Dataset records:
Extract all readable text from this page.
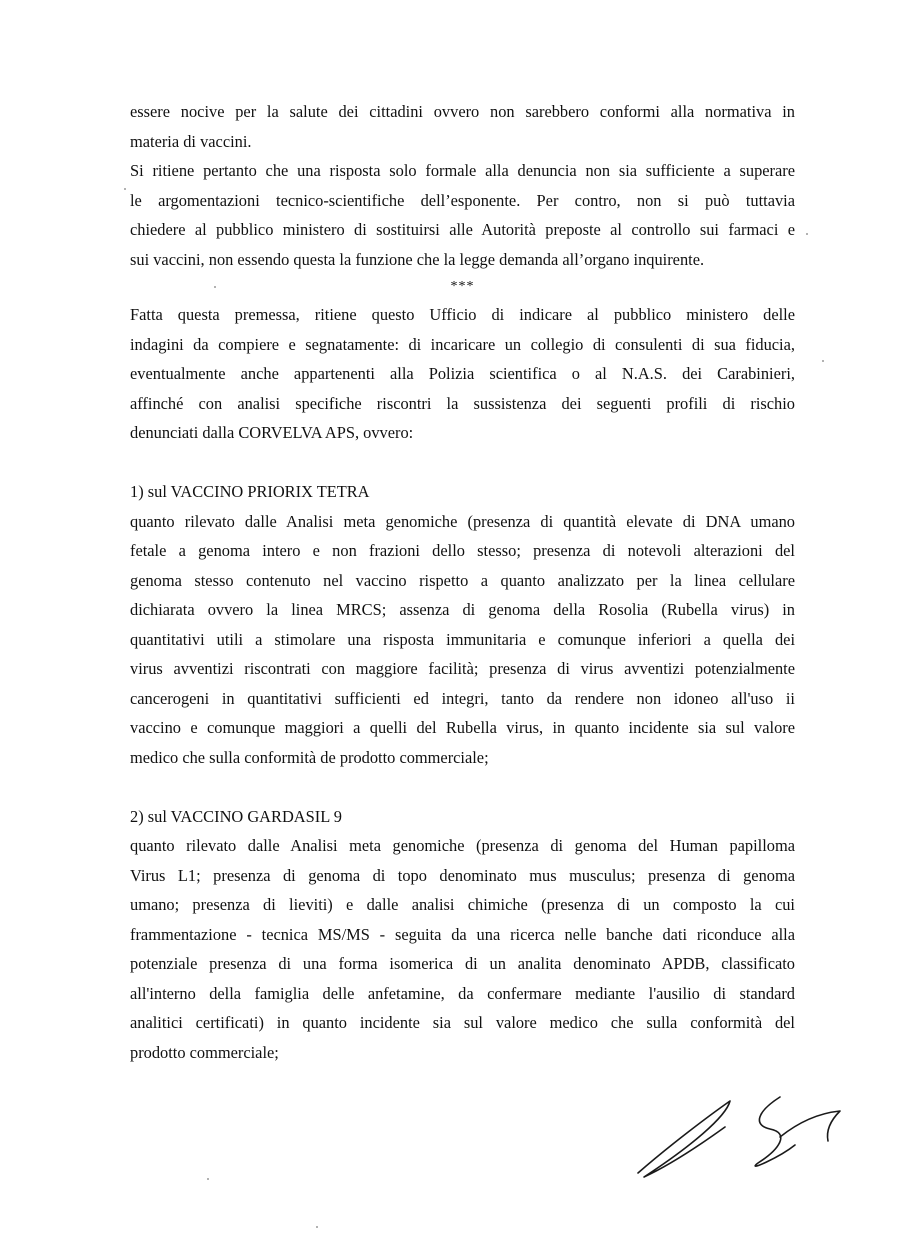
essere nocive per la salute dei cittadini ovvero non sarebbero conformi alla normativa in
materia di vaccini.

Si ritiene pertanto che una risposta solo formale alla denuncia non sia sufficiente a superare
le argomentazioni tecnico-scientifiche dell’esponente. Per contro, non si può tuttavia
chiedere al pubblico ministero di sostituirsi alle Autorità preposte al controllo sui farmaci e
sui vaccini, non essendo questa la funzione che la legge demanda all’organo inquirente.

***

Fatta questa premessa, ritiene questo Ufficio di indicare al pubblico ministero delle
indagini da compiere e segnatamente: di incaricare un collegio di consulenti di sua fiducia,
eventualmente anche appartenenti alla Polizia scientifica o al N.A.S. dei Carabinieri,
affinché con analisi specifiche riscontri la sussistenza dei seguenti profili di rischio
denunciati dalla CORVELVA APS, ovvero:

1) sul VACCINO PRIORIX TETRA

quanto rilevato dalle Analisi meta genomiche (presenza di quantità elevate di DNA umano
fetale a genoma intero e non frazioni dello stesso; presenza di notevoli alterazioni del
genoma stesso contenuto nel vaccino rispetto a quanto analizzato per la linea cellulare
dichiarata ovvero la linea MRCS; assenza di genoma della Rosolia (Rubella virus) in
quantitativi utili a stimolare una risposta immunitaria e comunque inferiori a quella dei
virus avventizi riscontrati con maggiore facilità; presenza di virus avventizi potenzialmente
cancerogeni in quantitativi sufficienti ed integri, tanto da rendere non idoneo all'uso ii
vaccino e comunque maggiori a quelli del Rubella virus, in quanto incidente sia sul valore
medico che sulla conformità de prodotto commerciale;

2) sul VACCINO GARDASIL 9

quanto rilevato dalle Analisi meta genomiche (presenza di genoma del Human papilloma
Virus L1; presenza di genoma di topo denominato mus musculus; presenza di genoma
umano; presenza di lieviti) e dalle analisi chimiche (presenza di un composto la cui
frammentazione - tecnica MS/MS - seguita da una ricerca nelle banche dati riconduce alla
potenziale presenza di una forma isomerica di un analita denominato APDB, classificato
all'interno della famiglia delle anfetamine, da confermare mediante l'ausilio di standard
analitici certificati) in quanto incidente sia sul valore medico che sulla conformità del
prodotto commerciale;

#### Exercise description
The reply must match the records exactly, apart from the pictures, which are left out.

#### Task answer
Extract all readable text from this page.
essere nocive per la salute dei cittadini ovvero non sarebbero conformi alla normativa in
materia di vaccini.

Si ritiene pertanto che una risposta solo formale alla denuncia non sia sufficiente a superare
le argomentazioni tecnico-scientifiche dell’esponente. Per contro, non si può tuttavia
chiedere al pubblico ministero di sostituirsi alle Autorità preposte al controllo sui farmaci e
sui vaccini, non essendo questa la funzione che la legge demanda all’organo inquirente.

***

Fatta questa premessa, ritiene questo Ufficio di indicare al pubblico ministero delle
indagini da compiere e segnatamente: di incaricare un collegio di consulenti di sua fiducia,
eventualmente anche appartenenti alla Polizia scientifica o al N.A.S. dei Carabinieri,
affinché con analisi specifiche riscontri la sussistenza dei seguenti profili di rischio
denunciati dalla CORVELVA APS, ovvero:

1) sul VACCINO PRIORIX TETRA

quanto rilevato dalle Analisi meta genomiche (presenza di quantità elevate di DNA umano
fetale a genoma intero e non frazioni dello stesso; presenza di notevoli alterazioni del
genoma stesso contenuto nel vaccino rispetto a quanto analizzato per la linea cellulare
dichiarata ovvero la linea MRCS; assenza di genoma della Rosolia (Rubella virus) in
quantitativi utili a stimolare una risposta immunitaria e comunque inferiori a quella dei
virus avventizi riscontrati con maggiore facilità; presenza di virus avventizi potenzialmente
cancerogeni in quantitativi sufficienti ed integri, tanto da rendere non idoneo all'uso ii
vaccino e comunque maggiori a quelli del Rubella virus, in quanto incidente sia sul valore
medico che sulla conformità de prodotto commerciale;

2) sul VACCINO GARDASIL 9

quanto rilevato dalle Analisi meta genomiche (presenza di genoma del Human papilloma
Virus L1; presenza di genoma di topo denominato mus musculus; presenza di genoma
umano; presenza di lieviti) e dalle analisi chimiche (presenza di un composto la cui
frammentazione - tecnica MS/MS - seguita da una ricerca nelle banche dati riconduce alla
potenziale presenza di una forma isomerica di un analita denominato APDB, classificato
all'interno della famiglia delle anfetamine, da confermare mediante l'ausilio di standard
analitici certificati) in quanto incidente sia sul valore medico che sulla conformità del
prodotto commerciale;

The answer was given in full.